## [TASK DESCRIPTION]
Every line in the entries that holds "text" should be identified and copied.

--------------------------------

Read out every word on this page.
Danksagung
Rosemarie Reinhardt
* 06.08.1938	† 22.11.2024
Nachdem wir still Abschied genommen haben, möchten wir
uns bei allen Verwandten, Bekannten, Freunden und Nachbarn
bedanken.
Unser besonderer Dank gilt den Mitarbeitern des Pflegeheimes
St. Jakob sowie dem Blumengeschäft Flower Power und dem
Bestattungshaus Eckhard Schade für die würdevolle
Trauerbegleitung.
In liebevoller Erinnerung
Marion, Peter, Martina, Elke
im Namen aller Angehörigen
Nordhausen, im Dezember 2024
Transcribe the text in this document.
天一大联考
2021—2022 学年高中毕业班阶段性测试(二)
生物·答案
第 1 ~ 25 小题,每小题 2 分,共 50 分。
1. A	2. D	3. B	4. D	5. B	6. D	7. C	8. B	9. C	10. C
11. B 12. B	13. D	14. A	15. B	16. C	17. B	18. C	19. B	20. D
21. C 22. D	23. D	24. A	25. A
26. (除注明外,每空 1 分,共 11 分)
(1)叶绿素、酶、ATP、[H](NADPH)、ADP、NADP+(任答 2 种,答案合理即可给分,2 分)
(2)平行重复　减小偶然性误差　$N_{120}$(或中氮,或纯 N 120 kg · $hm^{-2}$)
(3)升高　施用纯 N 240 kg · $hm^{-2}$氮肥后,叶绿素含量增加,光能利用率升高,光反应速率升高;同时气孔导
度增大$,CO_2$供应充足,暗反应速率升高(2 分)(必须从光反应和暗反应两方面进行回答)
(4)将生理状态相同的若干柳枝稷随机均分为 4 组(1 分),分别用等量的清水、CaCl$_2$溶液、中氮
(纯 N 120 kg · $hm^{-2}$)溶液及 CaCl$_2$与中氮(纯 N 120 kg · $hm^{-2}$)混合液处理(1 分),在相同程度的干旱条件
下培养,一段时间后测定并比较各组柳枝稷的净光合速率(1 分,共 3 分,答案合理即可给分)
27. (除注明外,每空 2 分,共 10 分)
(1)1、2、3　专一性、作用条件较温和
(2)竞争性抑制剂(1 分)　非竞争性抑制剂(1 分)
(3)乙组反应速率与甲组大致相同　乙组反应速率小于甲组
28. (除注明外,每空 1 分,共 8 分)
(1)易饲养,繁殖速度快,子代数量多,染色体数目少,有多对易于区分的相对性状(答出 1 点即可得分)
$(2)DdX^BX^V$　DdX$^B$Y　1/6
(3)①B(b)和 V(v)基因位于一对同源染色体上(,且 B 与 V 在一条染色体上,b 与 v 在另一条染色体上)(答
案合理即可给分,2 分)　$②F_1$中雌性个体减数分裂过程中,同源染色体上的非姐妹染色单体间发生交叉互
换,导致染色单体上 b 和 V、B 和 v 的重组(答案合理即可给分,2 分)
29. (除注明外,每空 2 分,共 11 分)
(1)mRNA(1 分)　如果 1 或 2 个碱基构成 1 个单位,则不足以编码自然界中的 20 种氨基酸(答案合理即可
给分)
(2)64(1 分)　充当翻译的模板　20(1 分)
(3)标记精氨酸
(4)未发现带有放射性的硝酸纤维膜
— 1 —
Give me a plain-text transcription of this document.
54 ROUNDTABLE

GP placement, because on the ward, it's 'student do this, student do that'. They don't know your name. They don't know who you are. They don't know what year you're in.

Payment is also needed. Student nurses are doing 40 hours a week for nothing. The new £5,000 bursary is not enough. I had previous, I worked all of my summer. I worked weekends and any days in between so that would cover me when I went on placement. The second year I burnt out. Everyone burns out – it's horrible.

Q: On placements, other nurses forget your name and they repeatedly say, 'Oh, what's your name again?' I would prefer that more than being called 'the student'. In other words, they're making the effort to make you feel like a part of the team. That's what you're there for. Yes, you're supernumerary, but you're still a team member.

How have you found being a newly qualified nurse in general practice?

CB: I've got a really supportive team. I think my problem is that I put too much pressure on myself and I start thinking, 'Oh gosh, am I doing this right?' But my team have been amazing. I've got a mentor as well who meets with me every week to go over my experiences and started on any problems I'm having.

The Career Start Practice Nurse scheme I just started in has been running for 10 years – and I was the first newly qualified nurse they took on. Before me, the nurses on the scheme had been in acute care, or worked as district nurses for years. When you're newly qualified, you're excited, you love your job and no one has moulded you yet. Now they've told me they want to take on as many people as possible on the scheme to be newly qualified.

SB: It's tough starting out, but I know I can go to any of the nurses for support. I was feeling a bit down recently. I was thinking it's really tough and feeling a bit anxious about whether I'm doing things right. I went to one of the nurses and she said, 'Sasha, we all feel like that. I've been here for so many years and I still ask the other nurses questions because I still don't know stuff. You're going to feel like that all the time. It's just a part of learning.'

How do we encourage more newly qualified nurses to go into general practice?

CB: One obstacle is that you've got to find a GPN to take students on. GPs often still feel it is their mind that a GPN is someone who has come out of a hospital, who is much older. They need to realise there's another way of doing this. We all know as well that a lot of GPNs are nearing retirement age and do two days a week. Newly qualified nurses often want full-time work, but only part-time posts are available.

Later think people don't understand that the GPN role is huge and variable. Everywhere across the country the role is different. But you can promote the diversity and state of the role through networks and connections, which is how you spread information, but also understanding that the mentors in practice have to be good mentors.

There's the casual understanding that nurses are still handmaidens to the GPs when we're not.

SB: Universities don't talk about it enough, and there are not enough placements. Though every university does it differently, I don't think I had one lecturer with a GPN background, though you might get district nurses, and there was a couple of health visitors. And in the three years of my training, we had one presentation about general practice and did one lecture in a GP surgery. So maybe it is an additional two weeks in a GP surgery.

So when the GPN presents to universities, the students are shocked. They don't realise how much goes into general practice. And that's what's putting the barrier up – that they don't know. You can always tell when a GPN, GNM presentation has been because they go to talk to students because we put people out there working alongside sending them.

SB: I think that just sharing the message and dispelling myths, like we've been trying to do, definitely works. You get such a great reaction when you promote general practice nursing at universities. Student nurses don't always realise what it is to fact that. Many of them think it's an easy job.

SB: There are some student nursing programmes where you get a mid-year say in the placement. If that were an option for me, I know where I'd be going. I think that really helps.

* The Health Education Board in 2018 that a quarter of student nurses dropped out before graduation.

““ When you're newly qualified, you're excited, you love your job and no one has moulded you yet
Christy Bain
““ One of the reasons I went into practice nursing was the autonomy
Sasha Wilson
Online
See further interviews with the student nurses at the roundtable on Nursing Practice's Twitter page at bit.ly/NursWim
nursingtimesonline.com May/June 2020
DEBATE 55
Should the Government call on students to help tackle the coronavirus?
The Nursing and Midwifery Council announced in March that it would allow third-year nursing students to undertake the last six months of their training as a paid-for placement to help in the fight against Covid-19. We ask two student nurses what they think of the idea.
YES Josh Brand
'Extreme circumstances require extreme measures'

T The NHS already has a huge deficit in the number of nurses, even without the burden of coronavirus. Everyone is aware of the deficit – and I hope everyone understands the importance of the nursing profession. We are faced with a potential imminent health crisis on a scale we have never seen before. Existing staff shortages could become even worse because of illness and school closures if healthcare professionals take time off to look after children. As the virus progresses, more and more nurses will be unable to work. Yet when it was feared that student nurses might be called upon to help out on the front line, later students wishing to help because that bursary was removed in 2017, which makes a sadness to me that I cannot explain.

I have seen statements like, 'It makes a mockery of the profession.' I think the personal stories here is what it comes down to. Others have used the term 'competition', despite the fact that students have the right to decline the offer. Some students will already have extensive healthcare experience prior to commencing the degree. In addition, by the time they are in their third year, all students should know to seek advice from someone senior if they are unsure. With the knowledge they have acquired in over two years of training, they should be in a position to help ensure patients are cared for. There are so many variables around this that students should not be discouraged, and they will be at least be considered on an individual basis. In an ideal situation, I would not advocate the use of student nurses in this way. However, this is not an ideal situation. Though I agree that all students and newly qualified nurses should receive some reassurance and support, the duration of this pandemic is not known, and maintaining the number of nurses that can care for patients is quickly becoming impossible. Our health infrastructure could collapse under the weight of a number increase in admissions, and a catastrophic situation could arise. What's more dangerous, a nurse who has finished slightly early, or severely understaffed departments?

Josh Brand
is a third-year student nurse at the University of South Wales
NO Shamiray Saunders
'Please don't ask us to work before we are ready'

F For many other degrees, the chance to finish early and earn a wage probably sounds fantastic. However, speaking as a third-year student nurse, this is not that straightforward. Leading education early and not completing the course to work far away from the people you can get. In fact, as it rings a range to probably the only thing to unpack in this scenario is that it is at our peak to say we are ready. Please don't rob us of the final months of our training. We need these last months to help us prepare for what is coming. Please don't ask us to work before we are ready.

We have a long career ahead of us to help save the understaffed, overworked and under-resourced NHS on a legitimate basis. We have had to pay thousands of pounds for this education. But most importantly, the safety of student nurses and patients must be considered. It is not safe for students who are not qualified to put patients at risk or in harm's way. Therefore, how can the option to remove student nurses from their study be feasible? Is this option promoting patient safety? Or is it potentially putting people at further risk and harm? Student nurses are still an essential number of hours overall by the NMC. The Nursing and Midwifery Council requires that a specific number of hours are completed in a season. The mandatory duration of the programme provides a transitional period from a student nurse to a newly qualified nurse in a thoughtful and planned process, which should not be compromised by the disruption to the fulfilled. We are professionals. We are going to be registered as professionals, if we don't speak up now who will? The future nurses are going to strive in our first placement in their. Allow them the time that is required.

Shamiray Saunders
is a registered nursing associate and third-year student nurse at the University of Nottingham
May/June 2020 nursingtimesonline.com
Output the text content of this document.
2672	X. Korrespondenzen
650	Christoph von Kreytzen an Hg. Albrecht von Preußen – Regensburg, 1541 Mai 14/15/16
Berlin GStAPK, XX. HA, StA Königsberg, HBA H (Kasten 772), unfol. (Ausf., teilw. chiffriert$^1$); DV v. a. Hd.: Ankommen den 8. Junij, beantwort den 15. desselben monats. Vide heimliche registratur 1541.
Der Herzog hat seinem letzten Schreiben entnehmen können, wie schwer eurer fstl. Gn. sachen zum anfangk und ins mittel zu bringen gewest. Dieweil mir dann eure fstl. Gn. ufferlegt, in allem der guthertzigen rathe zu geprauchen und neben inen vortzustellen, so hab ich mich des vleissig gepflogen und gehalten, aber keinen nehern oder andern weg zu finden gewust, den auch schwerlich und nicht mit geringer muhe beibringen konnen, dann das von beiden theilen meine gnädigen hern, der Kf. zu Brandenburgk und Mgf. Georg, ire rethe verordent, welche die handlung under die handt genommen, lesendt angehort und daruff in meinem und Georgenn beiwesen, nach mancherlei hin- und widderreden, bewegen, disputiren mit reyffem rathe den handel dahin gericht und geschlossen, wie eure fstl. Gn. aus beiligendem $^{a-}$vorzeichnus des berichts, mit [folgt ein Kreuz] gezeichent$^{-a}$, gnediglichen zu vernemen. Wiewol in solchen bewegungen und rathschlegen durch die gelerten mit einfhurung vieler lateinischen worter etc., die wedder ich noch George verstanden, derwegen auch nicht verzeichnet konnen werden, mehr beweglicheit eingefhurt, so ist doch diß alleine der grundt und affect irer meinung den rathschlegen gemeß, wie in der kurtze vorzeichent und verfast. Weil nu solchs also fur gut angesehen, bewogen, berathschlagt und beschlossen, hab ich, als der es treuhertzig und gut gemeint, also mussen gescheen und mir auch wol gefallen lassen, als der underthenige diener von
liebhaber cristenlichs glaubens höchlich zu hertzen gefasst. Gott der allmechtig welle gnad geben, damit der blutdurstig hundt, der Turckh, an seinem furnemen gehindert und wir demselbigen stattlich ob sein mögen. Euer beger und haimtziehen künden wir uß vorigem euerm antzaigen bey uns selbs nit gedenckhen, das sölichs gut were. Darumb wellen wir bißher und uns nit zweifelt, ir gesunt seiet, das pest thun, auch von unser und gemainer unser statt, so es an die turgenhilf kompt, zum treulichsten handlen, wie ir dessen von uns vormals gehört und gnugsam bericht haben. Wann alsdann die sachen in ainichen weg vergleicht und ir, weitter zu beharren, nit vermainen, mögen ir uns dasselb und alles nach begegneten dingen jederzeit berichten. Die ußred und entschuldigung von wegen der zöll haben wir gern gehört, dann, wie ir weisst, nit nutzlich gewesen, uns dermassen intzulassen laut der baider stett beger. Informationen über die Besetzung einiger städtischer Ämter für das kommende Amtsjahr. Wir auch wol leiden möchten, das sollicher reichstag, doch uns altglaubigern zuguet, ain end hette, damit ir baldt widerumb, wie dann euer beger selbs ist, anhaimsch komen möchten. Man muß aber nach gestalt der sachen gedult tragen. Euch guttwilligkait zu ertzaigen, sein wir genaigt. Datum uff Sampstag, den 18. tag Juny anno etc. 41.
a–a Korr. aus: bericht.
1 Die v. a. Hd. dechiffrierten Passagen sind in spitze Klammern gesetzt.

--------------------------------

## [RESPONSE TO THIS EXERCISE]
Transcribe the text in this document.
Give me a plain-text transcription of this document.
Output the text content of this document.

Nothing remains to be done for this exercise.